Problem requirements: Begin at the line that has "colorbar <box>5 378 483 388</box>" and stop after the line that has "contour-label: 297 <box>331 441 351 454</box>". Write those lines again with "contour-label" changed to "height-label" and everything else left the same.
[BEGIN Dataset extract]
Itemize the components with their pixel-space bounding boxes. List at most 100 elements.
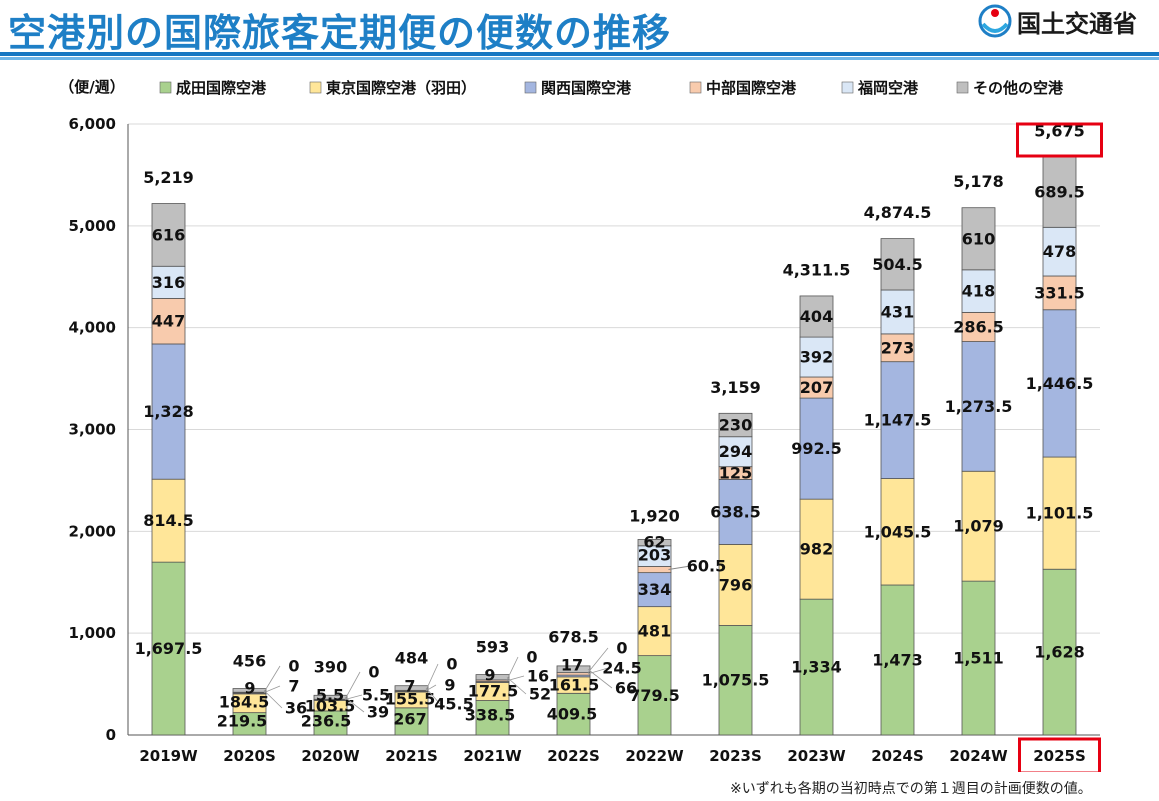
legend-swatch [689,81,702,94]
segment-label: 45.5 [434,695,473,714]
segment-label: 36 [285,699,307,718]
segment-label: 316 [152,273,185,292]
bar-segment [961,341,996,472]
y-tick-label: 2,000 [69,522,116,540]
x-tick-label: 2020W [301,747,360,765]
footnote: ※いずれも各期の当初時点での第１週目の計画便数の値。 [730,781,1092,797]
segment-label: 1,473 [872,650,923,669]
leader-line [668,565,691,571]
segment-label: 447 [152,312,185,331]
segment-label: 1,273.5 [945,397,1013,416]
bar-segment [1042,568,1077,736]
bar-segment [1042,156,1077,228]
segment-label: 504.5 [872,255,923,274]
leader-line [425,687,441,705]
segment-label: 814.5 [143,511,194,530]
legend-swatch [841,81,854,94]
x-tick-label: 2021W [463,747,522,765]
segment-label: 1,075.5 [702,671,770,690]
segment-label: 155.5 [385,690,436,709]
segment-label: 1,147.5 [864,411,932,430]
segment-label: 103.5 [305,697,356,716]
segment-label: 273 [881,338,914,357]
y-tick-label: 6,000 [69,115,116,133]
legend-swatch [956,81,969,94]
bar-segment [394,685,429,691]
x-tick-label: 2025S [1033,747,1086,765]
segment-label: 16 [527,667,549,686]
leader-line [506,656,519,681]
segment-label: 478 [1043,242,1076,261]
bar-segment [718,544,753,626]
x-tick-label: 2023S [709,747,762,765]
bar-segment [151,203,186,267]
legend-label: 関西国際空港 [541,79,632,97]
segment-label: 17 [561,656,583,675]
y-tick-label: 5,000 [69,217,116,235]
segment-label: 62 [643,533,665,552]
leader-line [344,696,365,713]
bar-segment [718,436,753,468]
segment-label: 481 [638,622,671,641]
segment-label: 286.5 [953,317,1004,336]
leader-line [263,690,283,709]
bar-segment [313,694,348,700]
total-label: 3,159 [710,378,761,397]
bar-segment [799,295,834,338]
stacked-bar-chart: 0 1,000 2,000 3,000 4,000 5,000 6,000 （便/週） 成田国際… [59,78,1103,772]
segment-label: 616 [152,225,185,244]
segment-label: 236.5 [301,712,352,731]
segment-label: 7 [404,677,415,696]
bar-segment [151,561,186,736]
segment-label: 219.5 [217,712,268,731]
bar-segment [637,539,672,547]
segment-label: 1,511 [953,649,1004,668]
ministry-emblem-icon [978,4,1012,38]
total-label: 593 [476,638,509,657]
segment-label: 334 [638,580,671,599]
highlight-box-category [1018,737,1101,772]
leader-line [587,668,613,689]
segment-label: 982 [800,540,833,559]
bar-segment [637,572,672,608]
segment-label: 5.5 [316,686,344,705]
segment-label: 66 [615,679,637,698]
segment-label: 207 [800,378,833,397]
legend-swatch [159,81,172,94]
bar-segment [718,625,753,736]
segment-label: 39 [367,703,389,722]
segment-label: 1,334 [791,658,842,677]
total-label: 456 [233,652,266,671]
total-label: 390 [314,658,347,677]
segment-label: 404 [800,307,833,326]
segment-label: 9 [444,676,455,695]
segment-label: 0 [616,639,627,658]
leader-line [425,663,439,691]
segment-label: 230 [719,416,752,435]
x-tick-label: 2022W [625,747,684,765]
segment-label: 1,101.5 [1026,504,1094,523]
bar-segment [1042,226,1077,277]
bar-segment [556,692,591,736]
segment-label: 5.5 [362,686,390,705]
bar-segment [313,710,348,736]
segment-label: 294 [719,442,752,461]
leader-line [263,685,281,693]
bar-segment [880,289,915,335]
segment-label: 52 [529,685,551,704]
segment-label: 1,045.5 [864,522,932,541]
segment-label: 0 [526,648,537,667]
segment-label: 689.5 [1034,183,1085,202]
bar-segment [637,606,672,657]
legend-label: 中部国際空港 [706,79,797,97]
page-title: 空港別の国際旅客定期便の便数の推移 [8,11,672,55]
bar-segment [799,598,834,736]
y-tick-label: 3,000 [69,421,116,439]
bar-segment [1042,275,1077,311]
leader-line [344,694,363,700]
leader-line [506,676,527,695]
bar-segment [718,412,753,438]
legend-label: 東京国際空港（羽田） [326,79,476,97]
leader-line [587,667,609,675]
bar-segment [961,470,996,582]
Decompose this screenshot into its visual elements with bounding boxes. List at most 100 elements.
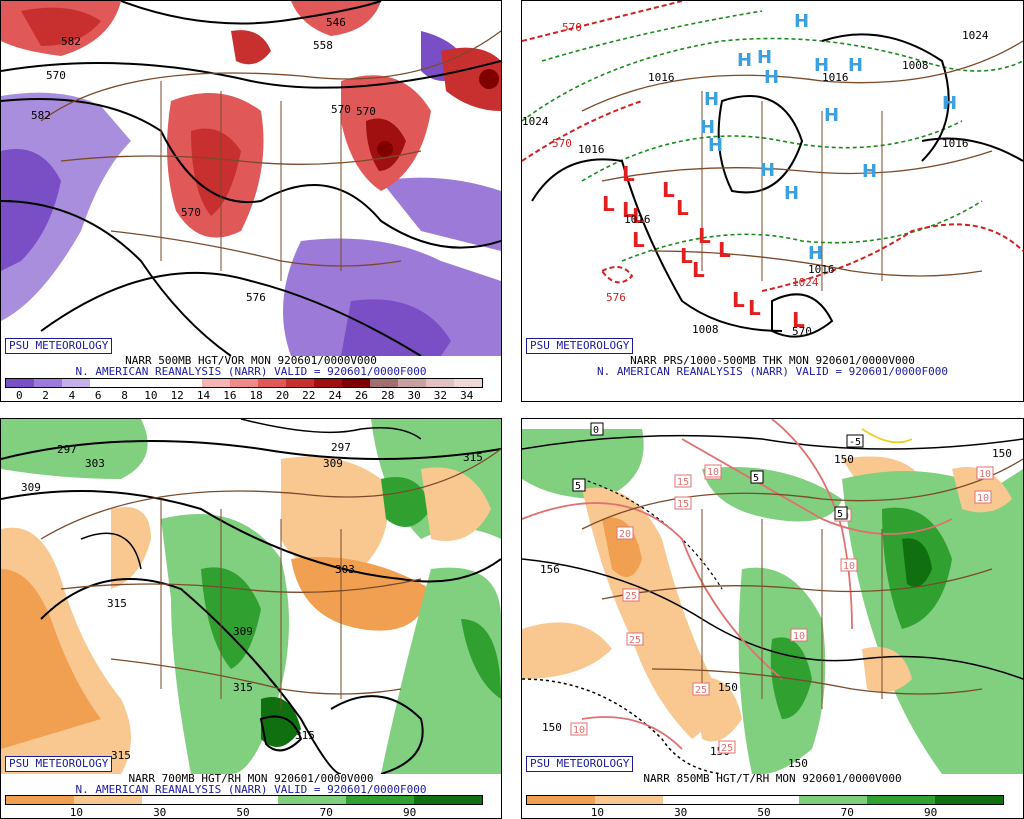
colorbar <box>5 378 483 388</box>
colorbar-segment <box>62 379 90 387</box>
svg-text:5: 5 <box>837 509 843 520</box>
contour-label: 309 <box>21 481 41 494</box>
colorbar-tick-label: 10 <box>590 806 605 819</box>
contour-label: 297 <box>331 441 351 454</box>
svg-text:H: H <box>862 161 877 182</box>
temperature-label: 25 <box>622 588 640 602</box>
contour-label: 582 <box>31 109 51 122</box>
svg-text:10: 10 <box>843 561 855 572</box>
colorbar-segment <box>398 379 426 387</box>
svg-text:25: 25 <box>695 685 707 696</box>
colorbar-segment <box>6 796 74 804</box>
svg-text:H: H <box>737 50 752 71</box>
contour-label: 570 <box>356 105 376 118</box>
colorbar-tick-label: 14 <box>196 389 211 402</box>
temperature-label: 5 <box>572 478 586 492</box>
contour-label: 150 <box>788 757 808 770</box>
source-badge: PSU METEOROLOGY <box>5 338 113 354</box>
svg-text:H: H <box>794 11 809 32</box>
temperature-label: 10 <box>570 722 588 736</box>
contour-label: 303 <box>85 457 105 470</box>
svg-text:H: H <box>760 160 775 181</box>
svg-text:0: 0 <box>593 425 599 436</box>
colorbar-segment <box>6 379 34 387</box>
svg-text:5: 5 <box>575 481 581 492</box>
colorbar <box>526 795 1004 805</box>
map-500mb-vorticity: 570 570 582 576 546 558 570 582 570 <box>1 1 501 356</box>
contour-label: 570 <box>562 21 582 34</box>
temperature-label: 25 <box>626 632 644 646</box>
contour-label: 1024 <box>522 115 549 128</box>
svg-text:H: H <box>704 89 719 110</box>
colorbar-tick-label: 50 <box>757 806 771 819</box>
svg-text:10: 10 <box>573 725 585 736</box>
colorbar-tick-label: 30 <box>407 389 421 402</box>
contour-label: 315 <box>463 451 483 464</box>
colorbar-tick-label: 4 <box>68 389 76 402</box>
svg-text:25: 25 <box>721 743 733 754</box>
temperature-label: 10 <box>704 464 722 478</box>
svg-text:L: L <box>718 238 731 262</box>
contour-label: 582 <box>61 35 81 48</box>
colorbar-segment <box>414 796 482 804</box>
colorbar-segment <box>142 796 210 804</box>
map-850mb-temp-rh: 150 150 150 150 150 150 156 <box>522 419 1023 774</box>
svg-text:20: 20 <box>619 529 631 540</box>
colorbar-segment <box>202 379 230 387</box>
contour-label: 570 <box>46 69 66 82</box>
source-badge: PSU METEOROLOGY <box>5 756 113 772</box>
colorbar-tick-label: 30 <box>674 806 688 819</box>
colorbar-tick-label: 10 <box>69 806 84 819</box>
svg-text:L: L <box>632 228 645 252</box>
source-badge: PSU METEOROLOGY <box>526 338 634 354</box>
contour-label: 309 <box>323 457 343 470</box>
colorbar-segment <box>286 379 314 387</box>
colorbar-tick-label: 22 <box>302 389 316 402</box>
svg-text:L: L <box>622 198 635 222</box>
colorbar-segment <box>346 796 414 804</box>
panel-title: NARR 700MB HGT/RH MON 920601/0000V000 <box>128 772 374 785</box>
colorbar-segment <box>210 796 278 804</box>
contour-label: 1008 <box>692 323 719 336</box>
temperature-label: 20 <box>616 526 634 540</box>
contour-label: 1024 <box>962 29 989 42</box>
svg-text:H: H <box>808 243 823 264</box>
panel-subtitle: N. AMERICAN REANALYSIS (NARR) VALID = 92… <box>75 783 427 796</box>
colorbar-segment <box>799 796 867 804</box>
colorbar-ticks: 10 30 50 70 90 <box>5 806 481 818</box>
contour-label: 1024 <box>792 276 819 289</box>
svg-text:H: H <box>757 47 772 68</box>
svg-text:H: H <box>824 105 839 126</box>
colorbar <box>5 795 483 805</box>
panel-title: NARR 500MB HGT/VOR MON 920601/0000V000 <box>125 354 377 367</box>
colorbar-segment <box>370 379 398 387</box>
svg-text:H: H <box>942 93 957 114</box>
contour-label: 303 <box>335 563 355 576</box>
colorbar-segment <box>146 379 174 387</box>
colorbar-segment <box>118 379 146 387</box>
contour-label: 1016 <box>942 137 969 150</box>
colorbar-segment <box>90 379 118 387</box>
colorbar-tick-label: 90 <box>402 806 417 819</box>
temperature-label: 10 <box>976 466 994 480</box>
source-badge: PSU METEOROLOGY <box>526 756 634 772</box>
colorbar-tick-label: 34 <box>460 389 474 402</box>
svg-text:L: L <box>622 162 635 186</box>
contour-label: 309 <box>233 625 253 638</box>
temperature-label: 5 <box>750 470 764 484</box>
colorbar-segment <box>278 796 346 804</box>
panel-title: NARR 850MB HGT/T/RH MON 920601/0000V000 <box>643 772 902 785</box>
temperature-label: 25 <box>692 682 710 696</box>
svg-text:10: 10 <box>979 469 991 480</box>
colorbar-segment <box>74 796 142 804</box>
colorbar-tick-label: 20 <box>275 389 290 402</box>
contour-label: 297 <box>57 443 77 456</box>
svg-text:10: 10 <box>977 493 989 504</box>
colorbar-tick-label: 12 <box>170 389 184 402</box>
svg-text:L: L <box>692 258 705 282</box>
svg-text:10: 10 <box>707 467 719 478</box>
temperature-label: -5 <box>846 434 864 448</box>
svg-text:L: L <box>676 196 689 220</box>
[END Dataset extract]
The output:
colorbar <box>5 378 483 388</box>
colorbar-segment <box>62 379 90 387</box>
svg-text:5: 5 <box>837 509 843 520</box>
height-label: 309 <box>21 481 41 494</box>
colorbar-tick-label: 10 <box>590 806 605 819</box>
height-label: 297 <box>331 441 351 454</box>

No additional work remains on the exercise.